***** Data provided *****

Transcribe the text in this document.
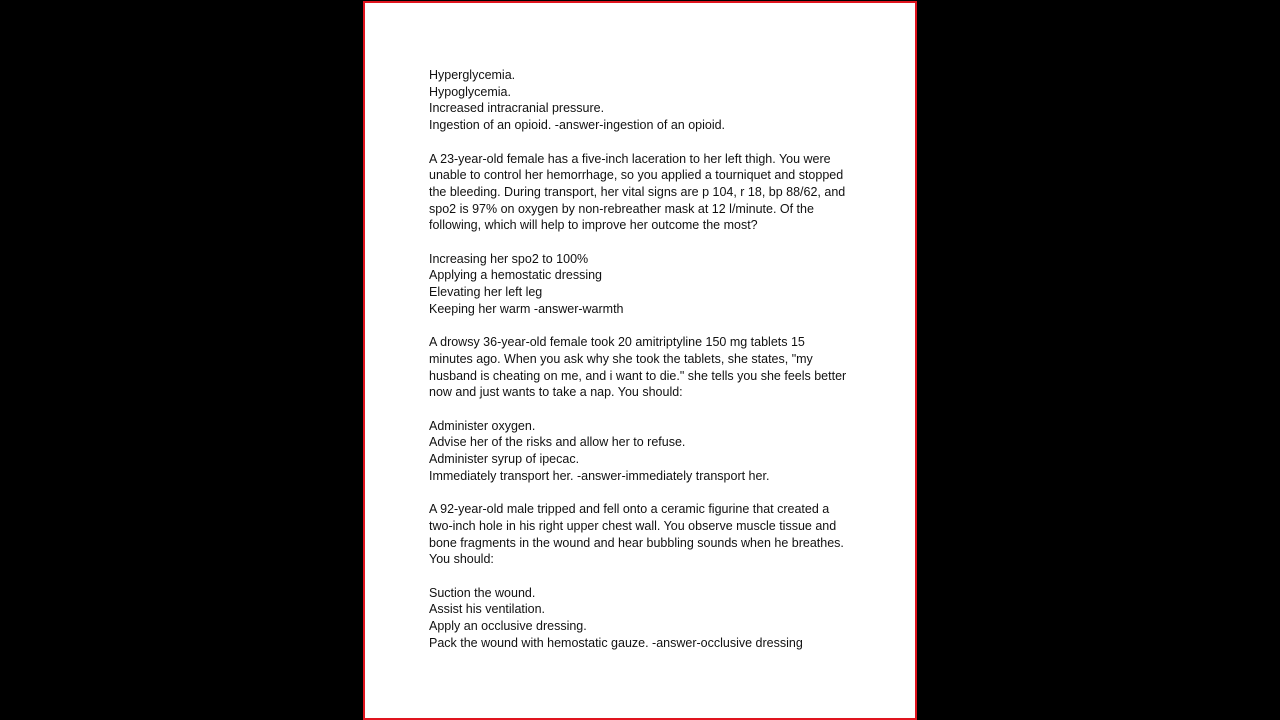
Hyperglycemia.
Hypoglycemia.
Increased intracranial pressure.
Ingestion of an opioid. -answer-ingestion of an opioid.
A 23-year-old female has a five-inch laceration to her left thigh. You were
unable to control her hemorrhage, so you applied a tourniquet and stopped
the bleeding. During transport, her vital signs are p 104, r 18, bp 88/62, and
spo2 is 97% on oxygen by non-rebreather mask at 12 l/minute. Of the
following, which will help to improve her outcome the most?
Increasing her spo2 to 100%
Applying a hemostatic dressing
Elevating her left leg
Keeping her warm -answer-warmth
A drowsy 36-year-old female took 20 amitriptyline 150 mg tablets 15
minutes ago. When you ask why she took the tablets, she states, "my
husband is cheating on me, and i want to die." she tells you she feels better
now and just wants to take a nap. You should:
Administer oxygen.
Advise her of the risks and allow her to refuse.
Administer syrup of ipecac.
Immediately transport her. -answer-immediately transport her.
A 92-year-old male tripped and fell onto a ceramic figurine that created a
two-inch hole in his right upper chest wall. You observe muscle tissue and
bone fragments in the wound and hear bubbling sounds when he breathes.
You should:
Suction the wound.
Assist his ventilation.
Apply an occlusive dressing.
Pack the wound with hemostatic gauze. -answer-occlusive dressing
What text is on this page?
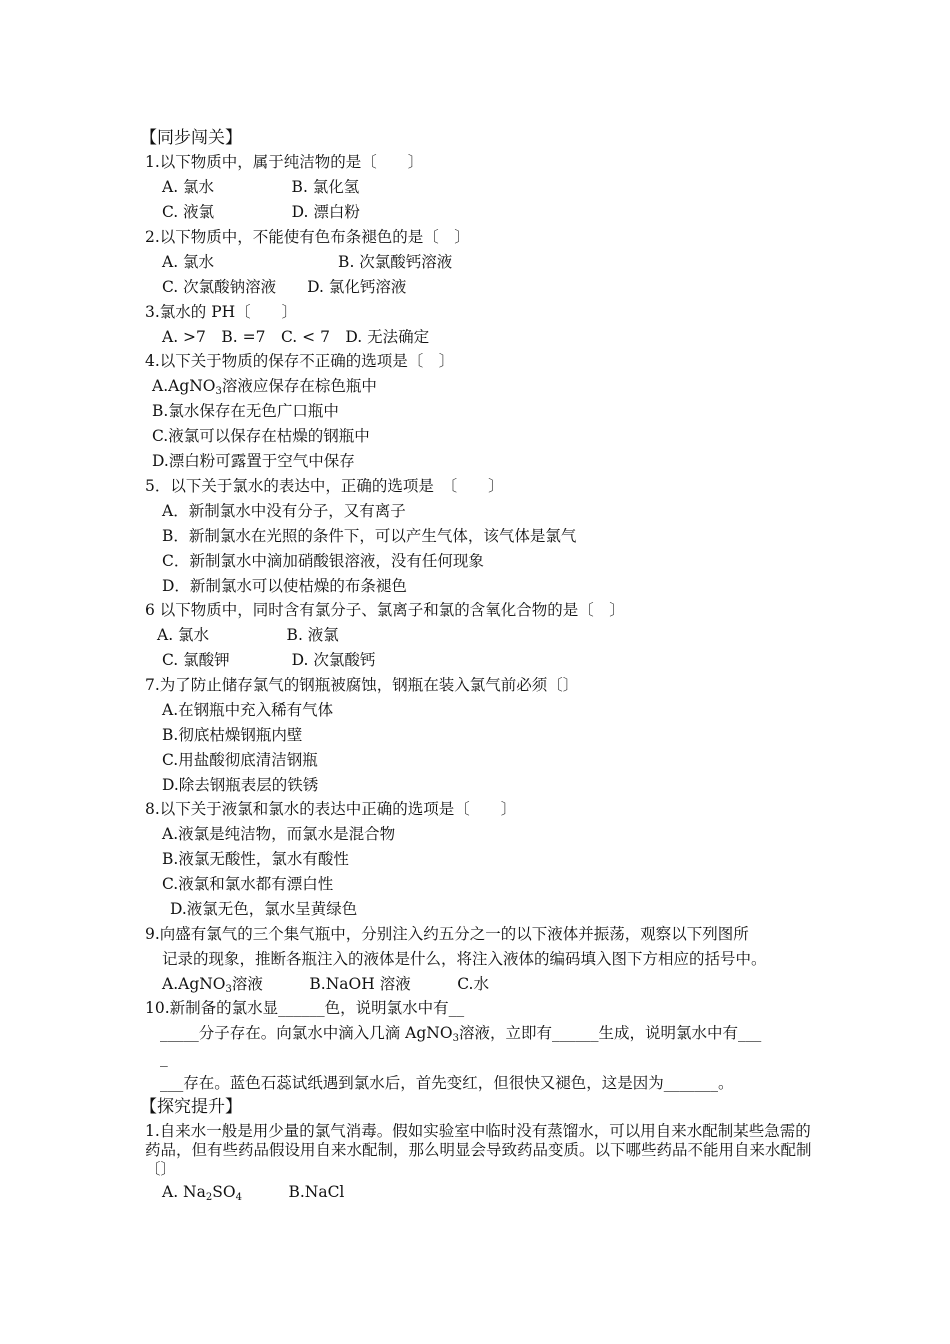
【同步闯关】
1.以下物质中，属于纯洁物的是〔　　〕
A. 氯水　　　　　B. 氯化氢
C. 液氯　　　　　D. 漂白粉
2.以下物质中，不能使有色布条褪色的是〔　〕
A. 氯水　　　　　　　　B. 次氯酸钙溶液
C. 次氯酸钠溶液　　D. 氯化钙溶液
3.氯水的 PH〔　　〕
A. >7　B. =7　C. < 7　D. 无法确定
4.以下关于物质的保存不正确的选项是〔　〕
A.AgNO$_3$溶液应保存在棕色瓶中
B.氯水保存在无色广口瓶中
C.液氯可以保存在枯燥的钢瓶中
D.漂白粉可露置于空气中保存
5．以下关于氯水的表达中，正确的选项是　〔　　〕
A．新制氯水中没有分子，又有离子
B．新制氯水在光照的条件下，可以产生气体，该气体是氯气
C．新制氯水中滴加硝酸银溶液，没有任何现象
D．新制氯水可以使枯燥的布条褪色
6 以下物质中，同时含有氯分子、氯离子和氯的含氧化合物的是〔　〕
A. 氯水　　　　　B. 液氯
C. 氯酸钾　　　　D. 次氯酸钙
7.为了防止储存氯气的钢瓶被腐蚀，钢瓶在装入氯气前必须〔〕
A.在钢瓶中充入稀有气体
B.彻底枯燥钢瓶内壁
C.用盐酸彻底清洁钢瓶
D.除去钢瓶表层的铁锈
8.以下关于液氯和氯水的表达中正确的选项是〔　　〕
A.液氯是纯洁物，而氯水是混合物
B.液氯无酸性，氯水有酸性
C.液氯和氯水都有漂白性
D.液氯无色，氯水呈黄绿色
9.向盛有氯气的三个集气瓶中，分别注入约五分之一的以下液体并振荡，观察以下列图所
记录的现象，推断各瓶注入的液体是什么，将注入液体的编码填入图下方相应的括号中。
A.AgNO$_3$溶液　　　	B.NaOH 溶液　　　	C.水
10.新制备的氯水显______色，说明氯水中有__
_____分子存在。向氯水中滴入几滴 AgNO$_3$溶液，立即有______生成，说明氯水中有___
_
___存在。蓝色石蕊试纸遇到氯水后，首先变红，但很快又褪色，这是因为_______。
【探究提升】
1.自来水一般是用少量的氯气消毒。假如实验室中临时没有蒸馏水，可以用自来水配制某些急需的药品，但有些药品假设用自来水配制，那么明显会导致药品变质。以下哪些药品不能用自来水配制〔〕
A. $Na_2SO_4$　　　	B.NaCl
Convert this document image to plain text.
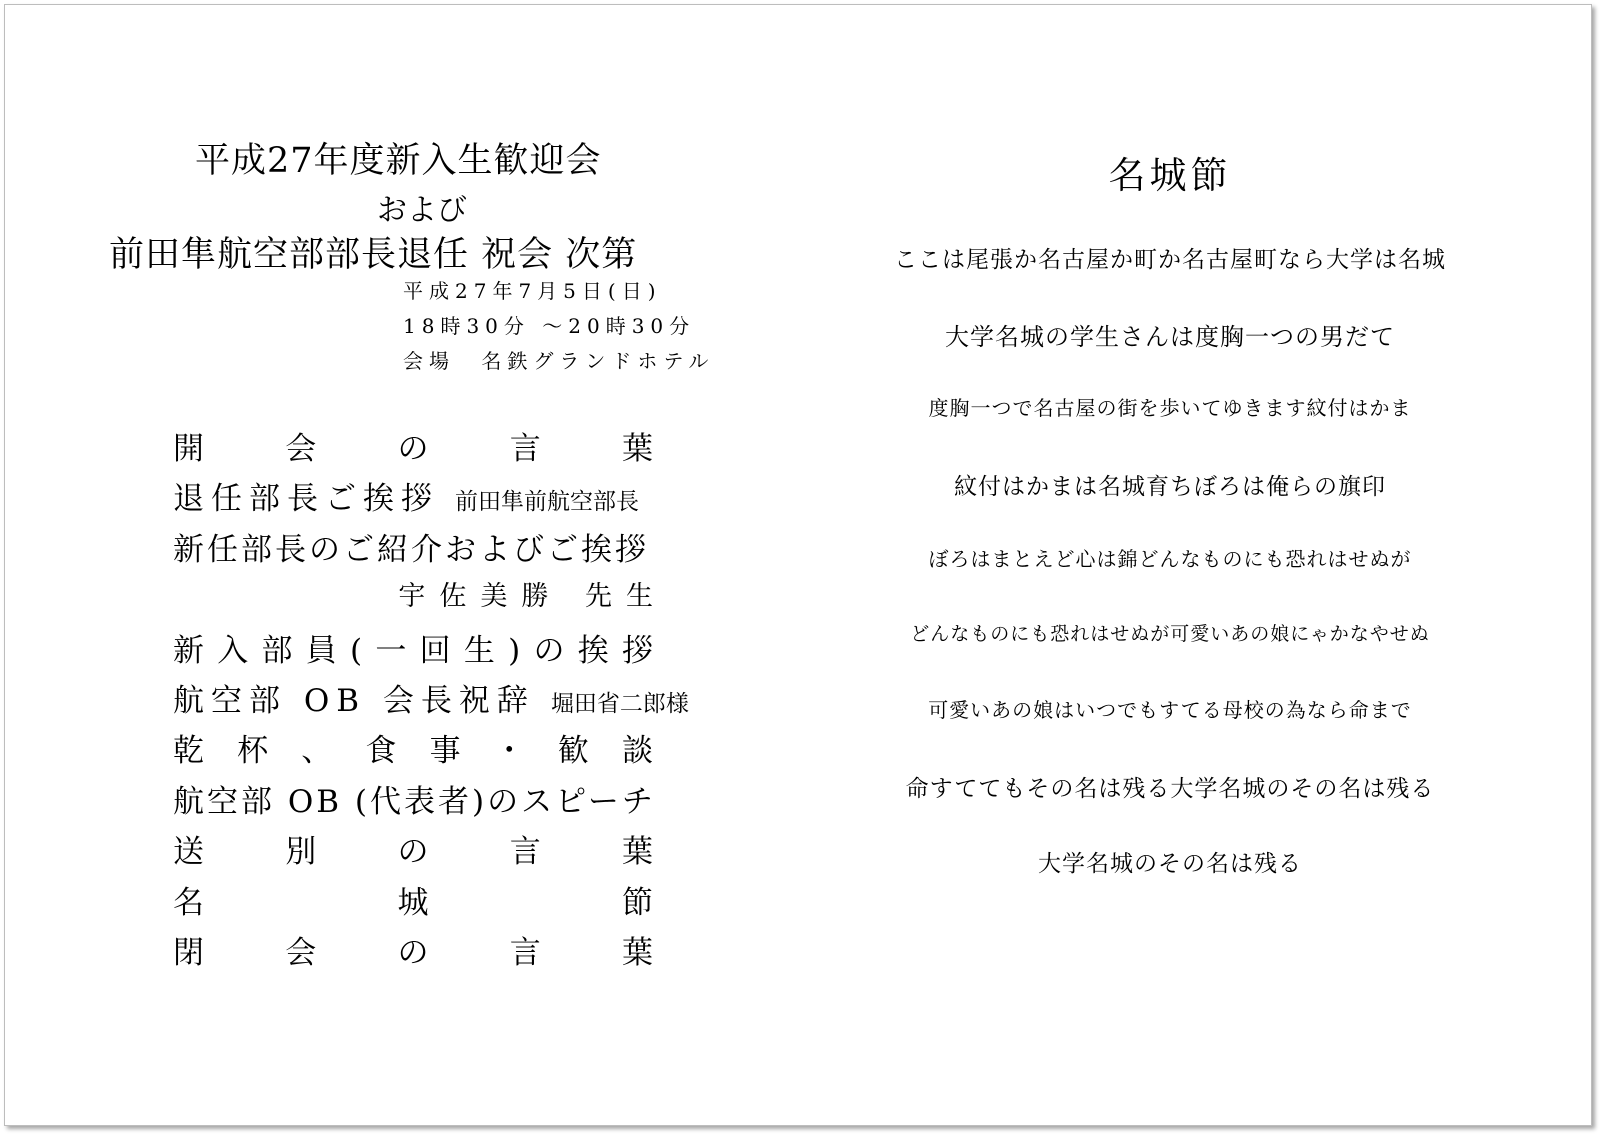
平成27年度新入生歓迎会
および
前田隼航空部部長退任 祝会 次第
平成27年7月5日(日)
18時30分 〜20時30分
会場 名鉄グランドホテル
開	会	の	言	葉
退任部長ご挨拶 前田隼前航空部長
新任部長のご紹介およびご挨拶
宇佐美勝 先生
新 入 部 員 ( 一 回 生 ) の 挨 拶
航空部 OB 会長祝辞 堀田省二郎様
乾 杯 、 食 事 ・ 歓 談
航空部 OB (代表者)のスピーチ
送	別	の	言	葉
名	城	節
閉	会	の	言	葉
名城節
ここは尾張か名古屋か町か名古屋町なら大学は名城
大学名城の学生さんは度胸一つの男だて
度胸一つで名古屋の街を歩いてゆきます紋付はかま
紋付はかまは名城育ちぼろは俺らの旗印
ぼろはまとえど心は錦どんなものにも恐れはせぬが
どんなものにも恐れはせぬが可愛いあの娘にゃかなやせぬ
可愛いあの娘はいつでもすてる母校の為なら命まで
命すててもその名は残る大学名城のその名は残る
大学名城のその名は残る
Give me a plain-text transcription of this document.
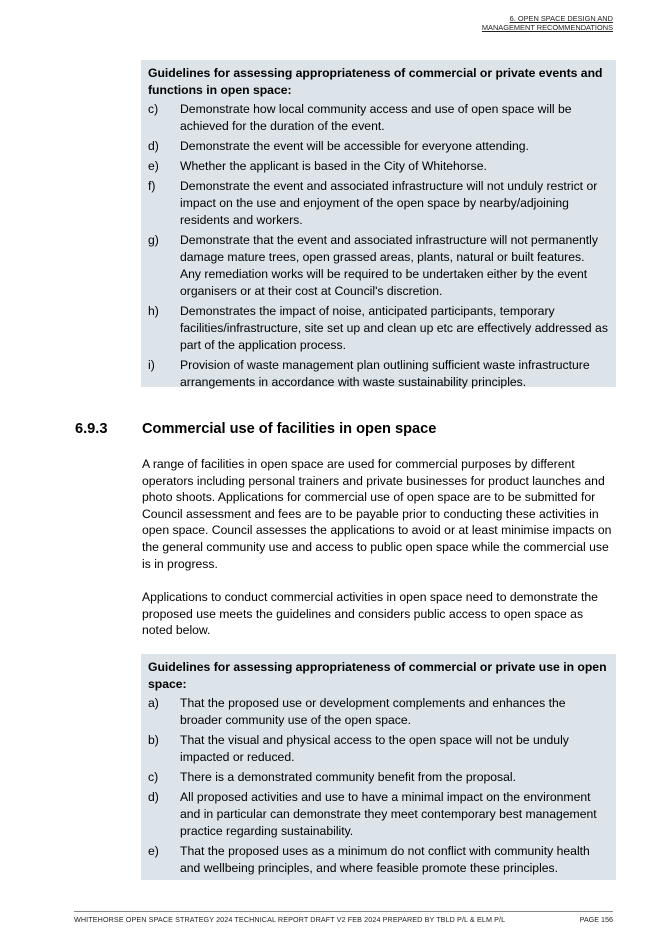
6. OPEN SPACE DESIGN AND
MANAGEMENT RECOMMENDATIONS
Guidelines for assessing appropriateness of commercial or private events and functions in open space:
c)	Demonstrate how local community access and use of open space will be achieved for the duration of the event.
d)	Demonstrate the event will be accessible for everyone attending.
e)	Whether the applicant is based in the City of Whitehorse.
f)	Demonstrate the event and associated infrastructure will not unduly restrict or impact on the use and enjoyment of the open space by nearby/adjoining residents and workers.
g)	Demonstrate that the event and associated infrastructure will not permanently damage mature trees, open grassed areas, plants, natural or built features. Any remediation works will be required to be undertaken either by the event organisers or at their cost at Council's discretion.
h)	Demonstrates the impact of noise, anticipated participants, temporary facilities/infrastructure, site set up and clean up etc are effectively addressed as part of the application process.
i)	Provision of waste management plan outlining sufficient waste infrastructure arrangements in accordance with waste sustainability principles.
6.9.3	Commercial use of facilities in open space

A range of facilities in open space are used for commercial purposes by different operators including personal trainers and private businesses for product launches and photo shoots. Applications for commercial use of open space are to be submitted for Council assessment and fees are to be payable prior to conducting these activities in open space. Council assesses the applications to avoid or at least minimise impacts on the general community use and access to public open space while the commercial use is in progress.

Applications to conduct commercial activities in open space need to demonstrate the proposed use meets the guidelines and considers public access to open space as noted below.

Guidelines for assessing appropriateness of commercial or private use in open space:
a)	That the proposed use or development complements and enhances the broader community use of the open space.
b)	That the visual and physical access to the open space will not be unduly impacted or reduced.
c)	There is a demonstrated community benefit from the proposal.
d)	All proposed activities and use to have a minimal impact on the environment and in particular can demonstrate they meet contemporary best management practice regarding sustainability.
e)	That the proposed uses as a minimum do not conflict with community health and wellbeing principles, and where feasible promote these principles.
WHITEHORSE OPEN SPACE STRATEGY 2024 TECHNICAL REPORT DRAFT V2 FEB 2024 PREPARED BY TBLD P/L & ELM P/L	PAGE 156
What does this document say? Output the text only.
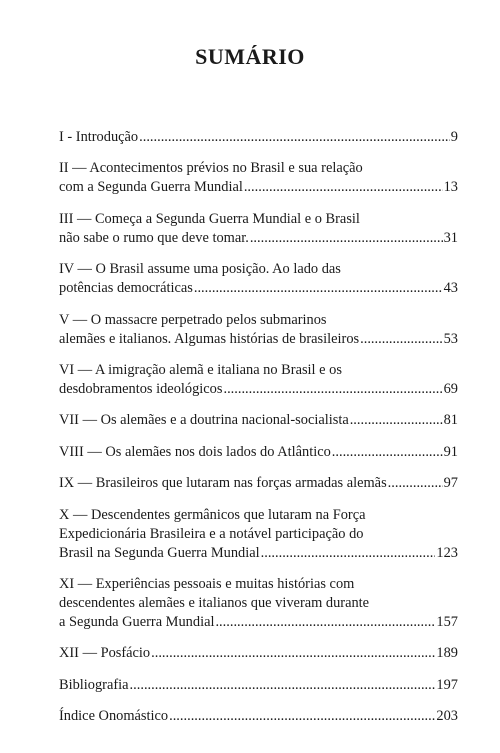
SUMÁRIO
I - Introdução .....	9
II — Acontecimentos prévios no Brasil e sua relação
com a Segunda Guerra Mundial .....	13
III — Começa a Segunda Guerra Mundial e o Brasil
não sabe o rumo que deve tomar. .....	31
IV — O Brasil assume uma posição. Ao lado das
potências democráticas .....	43
V — O massacre perpetrado pelos submarinos
alemães e italianos. Algumas histórias de brasileiros .....	53
VI — A imigração alemã e italiana no Brasil e os
desdobramentos ideológicos .....	69
VII — Os alemães e a doutrina nacional-socialista .....	81
VIII — Os alemães nos dois lados do Atlântico .....	91
IX — Brasileiros que lutaram nas forças armadas alemãs .....	97
X — Descendentes germânicos que lutaram na Força
Expedicionária Brasileira e a notável participação do
Brasil na Segunda Guerra Mundial .....	123
XI — Experiências pessoais e muitas histórias com
descendentes alemães e italianos que viveram durante
a Segunda Guerra Mundial .....	157
XII — Posfácio .....	189
Bibliografia .....	197
Índice Onomástico .....	203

*****

Answer with one number: how many lines of the entries above include the word "Mundial".

4